STATED TASK 1: Summarize the contract excerpt on drawings, tooling and safety of goods in two sentences.

Drawings, Tooling and Information
| 4.1 |
The property copyright and
design rights in all Drawings, dies, moulds or other tooling prepared
manufactured or supplied by the Seller shall vest in and remain
with the Seller and the Buyer undertakes that it will not disclose
to any other person or use the same other than for the purposes
of the Contract and that it will at the request of the Seller at
any time immediately deliver the same to the Seller together with
all copies thereof in its possession or control. |
| 4.2 |
The Buyer shall indemnify
the Seller against all loss or damage to the Seller's tangible property
which is at any time in the Buyer's possession or control. |
5.
Safety of Goods
| 5.1 |
The Buyer shall forthwith
provide the Seller with all information relating to any defects
or safety hazards in the Goods which it has or of which it becomes
aware or of which it ought reasonably to have become aware. |
| 5.2 |
The Buyer shall provide
any person who uses or may use the Goods with any information (including
instructions) provided by the Seller which affects or may affect
the safe use of the Goods and shall comply with all reasonable requirements
of the Seller to ensure the safety of the Goods or of any such person. |
6.

LISTED RECORDS:
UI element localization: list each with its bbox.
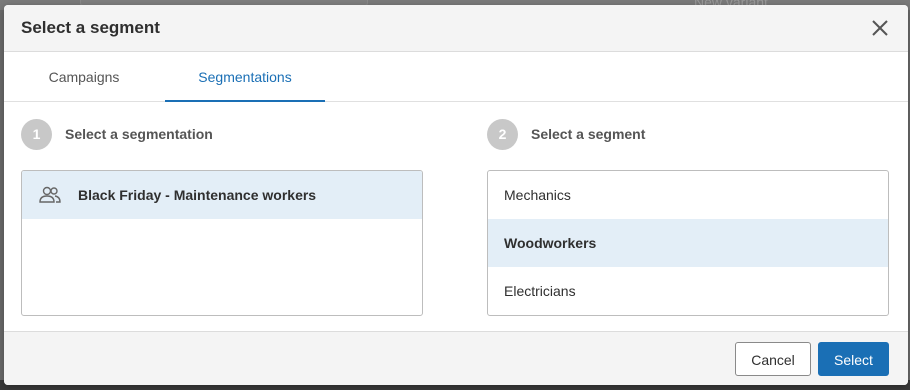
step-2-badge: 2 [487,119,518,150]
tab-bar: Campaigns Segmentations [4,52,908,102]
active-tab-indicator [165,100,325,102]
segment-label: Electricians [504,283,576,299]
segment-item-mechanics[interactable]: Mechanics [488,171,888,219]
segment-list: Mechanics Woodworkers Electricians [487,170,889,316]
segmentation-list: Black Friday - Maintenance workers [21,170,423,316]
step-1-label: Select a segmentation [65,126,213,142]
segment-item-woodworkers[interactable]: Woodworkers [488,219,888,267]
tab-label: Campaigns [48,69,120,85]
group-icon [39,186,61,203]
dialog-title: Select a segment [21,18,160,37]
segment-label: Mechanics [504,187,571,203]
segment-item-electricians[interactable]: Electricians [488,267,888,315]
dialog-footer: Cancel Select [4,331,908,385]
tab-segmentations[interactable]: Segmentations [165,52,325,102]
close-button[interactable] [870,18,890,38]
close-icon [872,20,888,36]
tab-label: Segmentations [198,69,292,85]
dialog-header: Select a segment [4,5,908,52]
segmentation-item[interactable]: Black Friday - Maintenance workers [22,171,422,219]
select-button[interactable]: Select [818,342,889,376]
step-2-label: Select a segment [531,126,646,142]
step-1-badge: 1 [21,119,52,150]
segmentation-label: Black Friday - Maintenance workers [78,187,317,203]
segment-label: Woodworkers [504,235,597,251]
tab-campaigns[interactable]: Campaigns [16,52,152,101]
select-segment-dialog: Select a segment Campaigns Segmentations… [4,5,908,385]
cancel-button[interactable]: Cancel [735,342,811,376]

STATED TASK 2: In the entries, substitute "Plumbers" for "Electricians" throughout the stretch from the line containing "step-2-badge: 2 [487,119,518,150]" through the line containing "segment-list: Mechanics Woodworkers", and return only those lines, otherwise unchanged.

RIGHT ANSWER 1: The Seller keeps the property, copyright and design rights in all drawings, dies, moulds and other tooling it prepares, manufactures or supplies, and the Buyer must neither disclose them nor use them other than for the Contract, must deliver them with all copies to the Seller on request, and must indemnify the Seller against loss or damage to the Seller's tangible property in the Buyer's possession or control. The Buyer must also promptly give the Seller all information about defects or safety hazards in the Goods, pass the Seller's safety information on to anyone who uses or may use the Goods, and comply with the Seller's reasonable requirements for ensuring safety.

RIGHT ANSWER 2:
step-2-badge: 2 [487,119,518,150]
tab-bar: Campaigns Segmentations [4,52,908,102]
active-tab-indicator [165,100,325,102]
segment-label: Plumbers [504,283,576,299]
segment-item-mechanics[interactable]: Mechanics [488,171,888,219]
segment-list: Mechanics Woodworkers Plumbers [487,170,889,316]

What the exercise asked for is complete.